_DETALHES DO EXERCÍCIO_
Modifique a parte do trecho selecionado entre "O formato que" e "o pipeline mobile.", inclusive, trocando "Fastify" por "Express". Escreva essa parte de novo já com a troca feita.

O brief parecia e-commerce, mas as características de runtime pareciam software de campo: conectividade baixa, carrinho durável, app com cara de nativo, hardening sem PII, e um checkout que sobrevivia ao comprador apertar voltar acidentalmente em uma carregadeira de US$ 180.000.
Solução
Liderei a arquitetura como Principal Engineer, depois construí pessoalmente as peças que exigiam mais investimento de liderança técnica — a fronteira do ERP, o contrato de estado do carrinho e o module bridge do React Native — enquanto fazia pareamento com o time na storefront.
O formato que aterrissou: Next.js App Router para a storefront (RSC para páginas de produto, ilhas client para carrinho + checkout), um gateway Fastify enxuto na frente do Odoo traduzindo REST/JSON para o dialeto XML-RPC do Odoo, e um app React Native + Expo que reutilizava o mesmo gateway. Bun rodava o gateway em Docker; deploy era Vercel para o tier web e EAS para o pipeline mobile.

_LINHAS LISTADAS_
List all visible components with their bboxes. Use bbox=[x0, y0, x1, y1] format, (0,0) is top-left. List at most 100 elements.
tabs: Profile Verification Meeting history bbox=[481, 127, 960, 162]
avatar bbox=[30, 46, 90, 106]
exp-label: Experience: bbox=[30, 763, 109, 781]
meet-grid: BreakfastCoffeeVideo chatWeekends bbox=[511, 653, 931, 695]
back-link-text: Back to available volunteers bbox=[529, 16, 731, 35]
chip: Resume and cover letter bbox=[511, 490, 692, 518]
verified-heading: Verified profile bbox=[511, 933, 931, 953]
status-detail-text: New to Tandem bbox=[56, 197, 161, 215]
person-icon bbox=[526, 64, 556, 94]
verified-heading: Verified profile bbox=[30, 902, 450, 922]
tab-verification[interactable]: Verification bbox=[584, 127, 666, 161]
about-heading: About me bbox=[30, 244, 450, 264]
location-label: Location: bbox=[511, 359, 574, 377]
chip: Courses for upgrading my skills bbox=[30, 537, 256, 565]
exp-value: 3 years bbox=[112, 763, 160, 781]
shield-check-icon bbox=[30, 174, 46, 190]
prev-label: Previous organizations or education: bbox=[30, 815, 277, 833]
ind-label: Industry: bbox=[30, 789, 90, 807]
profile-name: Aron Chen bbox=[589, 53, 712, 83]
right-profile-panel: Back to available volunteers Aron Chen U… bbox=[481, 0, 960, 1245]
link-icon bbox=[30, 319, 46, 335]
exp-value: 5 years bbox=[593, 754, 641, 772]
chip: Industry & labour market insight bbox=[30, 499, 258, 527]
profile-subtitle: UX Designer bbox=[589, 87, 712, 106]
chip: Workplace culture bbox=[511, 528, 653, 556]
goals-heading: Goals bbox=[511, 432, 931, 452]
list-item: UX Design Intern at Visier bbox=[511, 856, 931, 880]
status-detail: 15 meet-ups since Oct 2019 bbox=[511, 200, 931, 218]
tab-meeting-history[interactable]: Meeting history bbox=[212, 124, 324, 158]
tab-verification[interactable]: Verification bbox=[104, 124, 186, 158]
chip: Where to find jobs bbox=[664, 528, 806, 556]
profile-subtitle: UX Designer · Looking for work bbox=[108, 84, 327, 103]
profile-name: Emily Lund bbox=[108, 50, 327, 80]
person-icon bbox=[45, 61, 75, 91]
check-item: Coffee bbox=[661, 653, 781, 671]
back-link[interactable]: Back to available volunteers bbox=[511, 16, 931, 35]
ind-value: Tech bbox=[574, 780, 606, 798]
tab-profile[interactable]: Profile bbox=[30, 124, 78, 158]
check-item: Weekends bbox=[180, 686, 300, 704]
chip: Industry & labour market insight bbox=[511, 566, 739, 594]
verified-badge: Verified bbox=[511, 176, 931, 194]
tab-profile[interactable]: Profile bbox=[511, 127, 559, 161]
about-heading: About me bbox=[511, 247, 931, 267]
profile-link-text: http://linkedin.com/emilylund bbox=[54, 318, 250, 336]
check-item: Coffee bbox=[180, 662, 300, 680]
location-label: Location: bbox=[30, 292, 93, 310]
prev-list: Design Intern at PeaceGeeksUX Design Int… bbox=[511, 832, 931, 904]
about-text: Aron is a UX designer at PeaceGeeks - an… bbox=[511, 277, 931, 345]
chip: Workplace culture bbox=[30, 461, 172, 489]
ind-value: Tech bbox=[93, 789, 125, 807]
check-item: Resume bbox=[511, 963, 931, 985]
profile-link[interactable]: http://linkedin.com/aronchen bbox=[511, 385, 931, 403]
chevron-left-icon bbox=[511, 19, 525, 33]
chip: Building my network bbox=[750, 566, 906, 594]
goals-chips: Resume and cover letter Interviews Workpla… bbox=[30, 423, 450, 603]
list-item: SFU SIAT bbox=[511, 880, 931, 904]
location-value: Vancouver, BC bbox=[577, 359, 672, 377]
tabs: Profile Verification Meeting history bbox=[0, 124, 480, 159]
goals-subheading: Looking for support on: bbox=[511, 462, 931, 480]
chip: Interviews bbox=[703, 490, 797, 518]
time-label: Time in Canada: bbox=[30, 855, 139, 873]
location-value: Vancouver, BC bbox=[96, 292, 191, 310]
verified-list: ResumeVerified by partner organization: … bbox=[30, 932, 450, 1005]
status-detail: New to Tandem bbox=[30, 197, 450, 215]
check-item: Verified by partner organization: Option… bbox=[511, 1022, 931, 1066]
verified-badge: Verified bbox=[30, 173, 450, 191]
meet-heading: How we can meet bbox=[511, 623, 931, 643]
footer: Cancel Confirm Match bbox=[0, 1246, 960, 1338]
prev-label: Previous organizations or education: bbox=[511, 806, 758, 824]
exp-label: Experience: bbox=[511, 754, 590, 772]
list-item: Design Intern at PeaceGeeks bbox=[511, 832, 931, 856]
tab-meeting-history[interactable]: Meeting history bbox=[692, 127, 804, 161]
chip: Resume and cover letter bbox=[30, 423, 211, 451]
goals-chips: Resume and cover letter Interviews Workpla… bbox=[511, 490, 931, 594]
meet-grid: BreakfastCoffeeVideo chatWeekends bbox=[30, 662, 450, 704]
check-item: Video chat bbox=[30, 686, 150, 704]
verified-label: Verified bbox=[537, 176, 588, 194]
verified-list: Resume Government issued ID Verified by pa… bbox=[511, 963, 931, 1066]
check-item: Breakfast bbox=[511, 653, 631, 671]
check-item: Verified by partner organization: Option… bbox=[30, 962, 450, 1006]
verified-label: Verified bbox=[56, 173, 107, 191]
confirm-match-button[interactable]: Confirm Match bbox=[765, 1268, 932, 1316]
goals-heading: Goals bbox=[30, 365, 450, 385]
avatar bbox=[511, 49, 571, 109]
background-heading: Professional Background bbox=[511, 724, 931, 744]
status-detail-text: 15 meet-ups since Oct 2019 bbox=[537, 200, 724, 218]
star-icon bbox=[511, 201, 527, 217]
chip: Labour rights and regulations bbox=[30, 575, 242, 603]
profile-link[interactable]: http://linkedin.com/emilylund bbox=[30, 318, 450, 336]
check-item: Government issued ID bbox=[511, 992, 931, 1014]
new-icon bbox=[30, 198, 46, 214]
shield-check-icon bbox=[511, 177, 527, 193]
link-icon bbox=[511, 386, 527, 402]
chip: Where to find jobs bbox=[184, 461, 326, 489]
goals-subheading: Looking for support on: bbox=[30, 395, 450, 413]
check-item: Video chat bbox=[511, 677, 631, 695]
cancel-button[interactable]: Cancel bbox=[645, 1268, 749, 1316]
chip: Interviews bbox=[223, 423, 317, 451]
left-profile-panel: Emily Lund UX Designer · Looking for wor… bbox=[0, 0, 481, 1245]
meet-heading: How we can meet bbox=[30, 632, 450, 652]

_CAMPO DE RESPOSTA_
O formato que aterrissou: Next.js App Router para a storefront (RSC para páginas de produto, ilhas client para carrinho + checkout), um gateway Express enxuto na frente do Odoo traduzindo REST/JSON para o dialeto XML-RPC do Odoo, e um app React Native + Expo que reutilizava o mesmo gateway. Bun rodava o gateway em Docker; deploy era Vercel para o tier web e EAS para o pipeline mobile.